Data entries
########################################
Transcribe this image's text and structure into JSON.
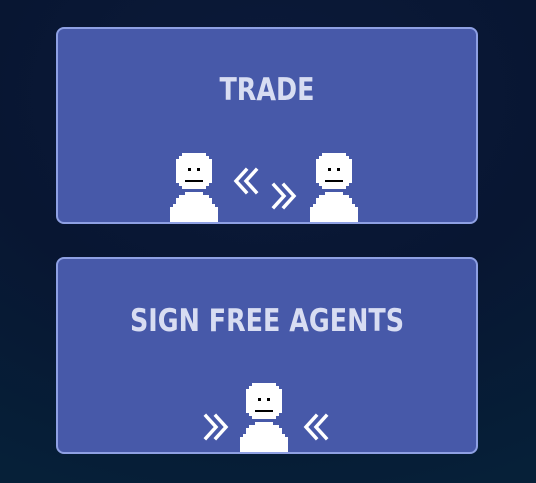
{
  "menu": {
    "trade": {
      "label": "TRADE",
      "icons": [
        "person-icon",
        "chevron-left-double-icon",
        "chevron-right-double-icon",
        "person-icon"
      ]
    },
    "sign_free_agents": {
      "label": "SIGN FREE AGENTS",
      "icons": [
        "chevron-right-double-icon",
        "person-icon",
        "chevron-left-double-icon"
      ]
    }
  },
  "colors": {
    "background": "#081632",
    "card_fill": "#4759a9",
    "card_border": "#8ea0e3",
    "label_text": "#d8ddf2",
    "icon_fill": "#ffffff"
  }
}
########################################
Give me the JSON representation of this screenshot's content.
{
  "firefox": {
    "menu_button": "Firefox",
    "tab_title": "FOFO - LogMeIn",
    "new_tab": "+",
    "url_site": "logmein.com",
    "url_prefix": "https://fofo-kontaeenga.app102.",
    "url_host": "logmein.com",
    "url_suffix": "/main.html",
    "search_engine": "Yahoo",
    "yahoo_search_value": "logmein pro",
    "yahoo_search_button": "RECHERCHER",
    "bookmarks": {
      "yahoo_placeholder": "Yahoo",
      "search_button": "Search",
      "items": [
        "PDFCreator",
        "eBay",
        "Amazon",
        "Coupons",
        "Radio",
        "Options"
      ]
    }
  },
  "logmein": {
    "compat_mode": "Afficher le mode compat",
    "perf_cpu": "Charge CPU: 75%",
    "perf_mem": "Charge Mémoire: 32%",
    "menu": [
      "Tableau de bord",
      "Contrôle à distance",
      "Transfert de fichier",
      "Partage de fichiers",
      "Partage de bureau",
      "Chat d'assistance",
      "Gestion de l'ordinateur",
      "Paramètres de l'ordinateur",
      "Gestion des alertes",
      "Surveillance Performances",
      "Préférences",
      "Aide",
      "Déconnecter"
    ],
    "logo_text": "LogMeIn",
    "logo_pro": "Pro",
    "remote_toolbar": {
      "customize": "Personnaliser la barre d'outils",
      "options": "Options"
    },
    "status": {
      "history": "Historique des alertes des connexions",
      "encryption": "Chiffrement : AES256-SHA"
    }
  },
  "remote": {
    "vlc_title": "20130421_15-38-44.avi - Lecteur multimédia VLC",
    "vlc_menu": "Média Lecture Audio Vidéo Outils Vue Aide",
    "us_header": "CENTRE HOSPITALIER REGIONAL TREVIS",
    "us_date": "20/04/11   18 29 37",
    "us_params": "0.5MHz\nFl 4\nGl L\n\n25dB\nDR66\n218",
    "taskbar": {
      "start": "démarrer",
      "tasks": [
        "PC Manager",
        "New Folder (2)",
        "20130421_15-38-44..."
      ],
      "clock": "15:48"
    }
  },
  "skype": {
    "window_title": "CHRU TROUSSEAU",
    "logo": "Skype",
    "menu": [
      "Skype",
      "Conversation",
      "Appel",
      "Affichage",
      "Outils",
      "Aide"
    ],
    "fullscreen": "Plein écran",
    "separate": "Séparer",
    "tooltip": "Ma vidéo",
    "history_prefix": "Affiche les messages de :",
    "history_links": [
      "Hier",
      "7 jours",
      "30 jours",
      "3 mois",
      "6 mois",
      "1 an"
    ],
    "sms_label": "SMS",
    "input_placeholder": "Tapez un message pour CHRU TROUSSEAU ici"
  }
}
########################################
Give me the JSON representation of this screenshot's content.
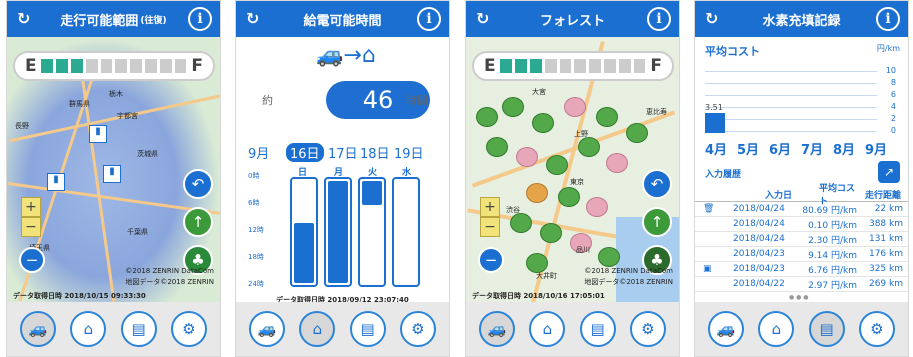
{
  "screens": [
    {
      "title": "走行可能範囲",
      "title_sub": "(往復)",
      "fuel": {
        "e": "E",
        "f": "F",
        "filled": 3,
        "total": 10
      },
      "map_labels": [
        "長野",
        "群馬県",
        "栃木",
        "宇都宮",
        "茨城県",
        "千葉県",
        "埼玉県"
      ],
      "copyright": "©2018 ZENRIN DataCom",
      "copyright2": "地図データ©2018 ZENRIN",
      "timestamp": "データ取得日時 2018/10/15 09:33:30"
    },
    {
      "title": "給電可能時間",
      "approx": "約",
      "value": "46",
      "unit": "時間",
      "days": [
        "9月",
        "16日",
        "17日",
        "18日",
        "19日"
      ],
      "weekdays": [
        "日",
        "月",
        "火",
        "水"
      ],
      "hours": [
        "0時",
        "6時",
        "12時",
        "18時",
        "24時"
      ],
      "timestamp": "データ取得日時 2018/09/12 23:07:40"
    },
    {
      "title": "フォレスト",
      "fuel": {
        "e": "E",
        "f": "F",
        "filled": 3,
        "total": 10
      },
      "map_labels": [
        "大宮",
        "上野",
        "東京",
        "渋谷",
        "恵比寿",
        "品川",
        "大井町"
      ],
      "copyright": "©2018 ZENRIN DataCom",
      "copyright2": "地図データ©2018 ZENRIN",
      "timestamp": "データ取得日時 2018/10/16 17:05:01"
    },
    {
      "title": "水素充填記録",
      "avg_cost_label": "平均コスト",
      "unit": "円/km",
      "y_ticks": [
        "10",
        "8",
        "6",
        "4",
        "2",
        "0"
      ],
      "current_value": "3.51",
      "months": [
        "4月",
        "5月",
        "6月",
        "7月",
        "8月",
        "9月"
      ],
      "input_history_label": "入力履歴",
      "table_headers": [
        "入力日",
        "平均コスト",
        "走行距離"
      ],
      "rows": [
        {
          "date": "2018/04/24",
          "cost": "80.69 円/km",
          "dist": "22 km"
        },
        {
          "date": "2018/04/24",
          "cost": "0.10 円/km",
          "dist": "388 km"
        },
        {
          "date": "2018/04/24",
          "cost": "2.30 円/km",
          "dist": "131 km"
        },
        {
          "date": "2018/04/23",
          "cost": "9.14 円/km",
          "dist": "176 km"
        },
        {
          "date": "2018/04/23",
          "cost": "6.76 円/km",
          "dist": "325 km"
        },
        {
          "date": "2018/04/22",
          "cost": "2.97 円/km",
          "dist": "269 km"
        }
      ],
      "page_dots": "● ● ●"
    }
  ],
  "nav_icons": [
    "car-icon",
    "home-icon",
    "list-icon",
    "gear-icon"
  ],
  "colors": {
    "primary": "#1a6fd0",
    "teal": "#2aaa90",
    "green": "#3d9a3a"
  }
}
########################################
__Your objective__: Search the data for "double" and list every line in which it occurs.

__Response to this task__:
        "chevron-left-double-icon",
        "chevron-right-double-icon",
        "chevron-right-double-icon",
        "chevron-left-double-icon"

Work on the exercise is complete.